Short task ▸ Show every line in the records below that contains the word "работникам".

Stored records ▸

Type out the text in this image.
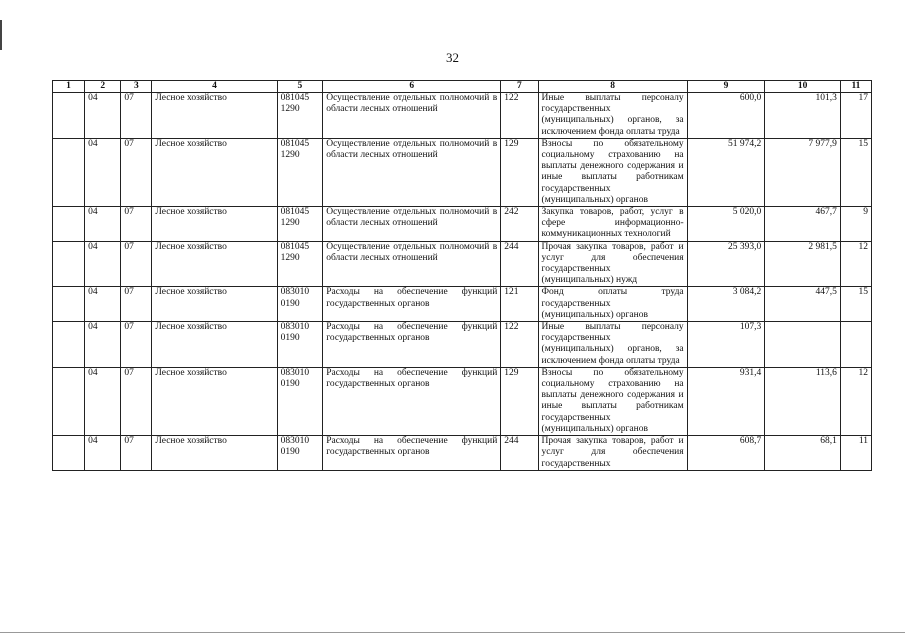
32
1	2	3	4	5	6	7	8	9	10	11
	04	07	Лесное хозяйство	081045 1290	Осуществление отдельных полномочий в области лесных отношений	122	Иные выплаты персоналу государственных (муниципальных) органов, за исключением фонда оплаты труда	600,0	101,3	17
	04	07	Лесное хозяйство	081045 1290	Осуществление отдельных полномочий в области лесных отношений	129	Взносы по обязательному социальному страхованию на выплаты денежного содержания и иные выплаты работникам государственных (муниципальных) органов	51 974,2	7 977,9	15
	04	07	Лесное хозяйство	081045 1290	Осуществление отдельных полномочий в области лесных отношений	242	Закупка товаров, работ, услуг в сфере информационно-коммуникационных технологий	5 020,0	467,7	9
	04	07	Лесное хозяйство	081045 1290	Осуществление отдельных полномочий в области лесных отношений	244	Прочая закупка товаров, работ и услуг для обеспечения государственных (муниципальных) нужд	25 393,0	2 981,5	12
	04	07	Лесное хозяйство	083010 0190	Расходы на обеспечение функций государственных органов	121	Фонд оплаты труда государственных (муниципальных) органов	3 084,2	447,5	15
	04	07	Лесное хозяйство	083010 0190	Расходы на обеспечение функций государственных органов	122	Иные выплаты персоналу государственных (муниципальных) органов, за исключением фонда оплаты труда	107,3		
	04	07	Лесное хозяйство	083010 0190	Расходы на обеспечение функций государственных органов	129	Взносы по обязательному социальному страхованию на выплаты денежного содержания и иные выплаты работникам государственных (муниципальных) органов	931,4	113,6	12
	04	07	Лесное хозяйство	083010 0190	Расходы на обеспечение функций государственных органов	244	Прочая закупка товаров, работ и услуг для обеспечения государственных	608,7	68,1	11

Expected output ▸
	04	07	Лесное хозяйство	081045 1290	Осуществление отдельных полномочий в области лесных отношений	129	Взносы по обязательному социальному страхованию на выплаты денежного содержания и иные выплаты работникам государственных (муниципальных) органов	51 974,2	7 977,9	15
	04	07	Лесное хозяйство	083010 0190	Расходы на обеспечение функций государственных органов	129	Взносы по обязательному социальному страхованию на выплаты денежного содержания и иные выплаты работникам государственных (муниципальных) органов	931,4	113,6	12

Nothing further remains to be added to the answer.